▶ **Source material**
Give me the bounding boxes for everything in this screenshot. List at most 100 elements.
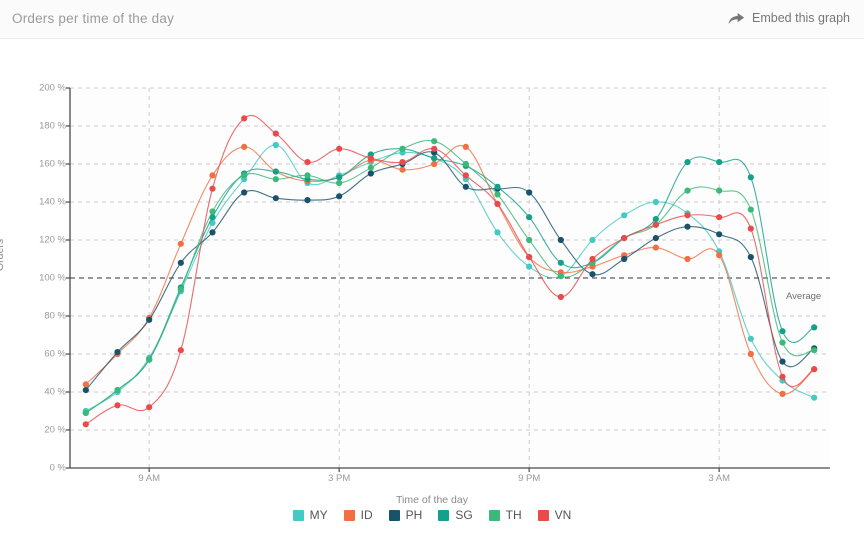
data-point[interactable] xyxy=(209,185,216,192)
data-point[interactable] xyxy=(367,155,374,162)
data-point[interactable] xyxy=(272,168,279,175)
data-point[interactable] xyxy=(241,172,248,179)
data-point[interactable] xyxy=(304,197,311,204)
data-point[interactable] xyxy=(494,183,501,190)
legend-item-vn[interactable]: VN xyxy=(537,508,571,522)
data-point[interactable] xyxy=(209,172,216,179)
data-point[interactable] xyxy=(431,138,438,145)
data-point[interactable] xyxy=(526,263,533,270)
data-point[interactable] xyxy=(557,293,564,301)
data-point[interactable] xyxy=(589,271,596,278)
data-point[interactable] xyxy=(367,164,374,171)
data-point[interactable] xyxy=(82,409,89,416)
data-point[interactable] xyxy=(652,216,659,223)
data-point[interactable] xyxy=(399,159,406,166)
data-point[interactable] xyxy=(431,155,438,162)
legend-item-th[interactable]: TH xyxy=(488,508,522,522)
data-point[interactable] xyxy=(779,358,786,365)
data-point[interactable] xyxy=(811,347,818,354)
data-point[interactable] xyxy=(684,212,691,219)
data-point[interactable] xyxy=(462,183,469,190)
data-point[interactable] xyxy=(652,244,659,251)
data-point[interactable] xyxy=(272,141,279,149)
data-point[interactable] xyxy=(557,273,564,280)
data-point[interactable] xyxy=(621,212,628,219)
data-point[interactable] xyxy=(779,373,786,380)
data-point[interactable] xyxy=(716,252,723,259)
data-point[interactable] xyxy=(526,214,533,221)
data-point[interactable] xyxy=(494,191,501,198)
data-point[interactable] xyxy=(241,115,248,122)
data-point[interactable] xyxy=(209,229,216,236)
data-point[interactable] xyxy=(462,172,469,179)
data-point[interactable] xyxy=(652,198,659,206)
data-point[interactable] xyxy=(494,200,501,207)
data-point[interactable] xyxy=(114,349,121,356)
data-point[interactable] xyxy=(336,145,343,152)
data-point[interactable] xyxy=(367,170,374,177)
data-point[interactable] xyxy=(684,159,691,166)
data-point[interactable] xyxy=(779,328,786,335)
data-point[interactable] xyxy=(336,174,343,181)
data-point[interactable] xyxy=(716,214,723,221)
data-point[interactable] xyxy=(177,286,184,293)
data-point[interactable] xyxy=(779,339,786,346)
data-point[interactable] xyxy=(177,240,184,247)
data-point[interactable] xyxy=(621,235,628,242)
data-point[interactable] xyxy=(177,259,184,266)
embed-this-graph-button[interactable]: Embed this graph xyxy=(728,11,850,25)
data-point[interactable] xyxy=(716,231,723,238)
data-point[interactable] xyxy=(304,159,311,166)
data-point[interactable] xyxy=(716,159,723,166)
data-point[interactable] xyxy=(589,236,596,244)
data-point[interactable] xyxy=(811,394,818,401)
legend-item-id[interactable]: ID xyxy=(343,508,373,522)
data-point[interactable] xyxy=(177,347,184,354)
data-point[interactable] xyxy=(146,404,153,411)
data-point[interactable] xyxy=(146,316,153,323)
data-point[interactable] xyxy=(811,366,818,373)
data-point[interactable] xyxy=(336,193,343,200)
data-point[interactable] xyxy=(652,235,659,242)
data-point[interactable] xyxy=(82,421,89,428)
data-point[interactable] xyxy=(209,208,216,215)
data-point[interactable] xyxy=(399,166,406,173)
data-point[interactable] xyxy=(431,160,438,168)
data-point[interactable] xyxy=(241,143,248,150)
data-point[interactable] xyxy=(779,390,786,397)
data-point[interactable] xyxy=(431,145,438,152)
data-point[interactable] xyxy=(82,381,89,388)
legend-item-ph[interactable]: PH xyxy=(388,508,422,522)
data-point[interactable] xyxy=(462,160,469,168)
data-point[interactable] xyxy=(811,324,818,331)
data-point[interactable] xyxy=(272,195,279,202)
data-point[interactable] xyxy=(652,221,659,228)
data-point[interactable] xyxy=(747,335,754,342)
data-point[interactable] xyxy=(272,130,279,137)
data-point[interactable] xyxy=(684,187,691,194)
data-point[interactable] xyxy=(114,387,121,394)
data-point[interactable] xyxy=(82,387,89,394)
data-point[interactable] xyxy=(747,174,754,181)
data-point[interactable] xyxy=(462,143,469,150)
data-point[interactable] xyxy=(114,402,121,409)
data-point[interactable] xyxy=(684,223,691,230)
data-point[interactable] xyxy=(336,179,343,187)
data-point[interactable] xyxy=(146,356,153,363)
data-point[interactable] xyxy=(272,176,279,183)
legend-item-my[interactable]: MY xyxy=(292,508,328,522)
data-point[interactable] xyxy=(589,255,596,263)
data-point[interactable] xyxy=(621,255,628,263)
data-point[interactable] xyxy=(494,229,501,236)
data-point[interactable] xyxy=(526,189,533,196)
legend-item-sg[interactable]: SG xyxy=(438,508,473,522)
data-point[interactable] xyxy=(557,259,564,266)
data-point[interactable] xyxy=(557,236,564,244)
data-point[interactable] xyxy=(304,172,311,179)
data-point[interactable] xyxy=(684,255,691,263)
data-point[interactable] xyxy=(526,254,533,261)
data-point[interactable] xyxy=(747,350,754,358)
data-point[interactable] xyxy=(526,236,533,244)
data-point[interactable] xyxy=(241,189,248,196)
data-point[interactable] xyxy=(747,225,754,232)
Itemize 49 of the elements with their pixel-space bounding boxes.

▶ **Your instructions**
Please arrange as a numbered list everything from the line above that contains "data-point[interactable] xyxy=(209,185,216,192)" down to the line that contains "legend-item-th[interactable]: TH xyxy=(488,508,522,522)", both included, leaving out any blank lines.

▶ **Written answer**
1. data-point[interactable] xyxy=(209,185,216,192)
2. data-point[interactable] xyxy=(367,155,374,162)
3. data-point[interactable] xyxy=(272,168,279,175)
4. data-point[interactable] xyxy=(241,172,248,179)
5. data-point[interactable] xyxy=(304,197,311,204)
6. data-point[interactable] xyxy=(494,183,501,190)
7. legend-item-vn[interactable]: VN xyxy=(537,508,571,522)
8. data-point[interactable] xyxy=(209,172,216,179)
9. data-point[interactable] xyxy=(431,138,438,145)
10. data-point[interactable] xyxy=(526,263,533,270)
11. data-point[interactable] xyxy=(557,293,564,301)
12. data-point[interactable] xyxy=(589,271,596,278)
13. data-point[interactable] xyxy=(367,164,374,171)
14. data-point[interactable] xyxy=(82,409,89,416)
15. data-point[interactable] xyxy=(652,216,659,223)
16. data-point[interactable] xyxy=(399,159,406,166)
17. data-point[interactable] xyxy=(431,155,438,162)
18. legend-item-th[interactable]: TH xyxy=(488,508,522,522)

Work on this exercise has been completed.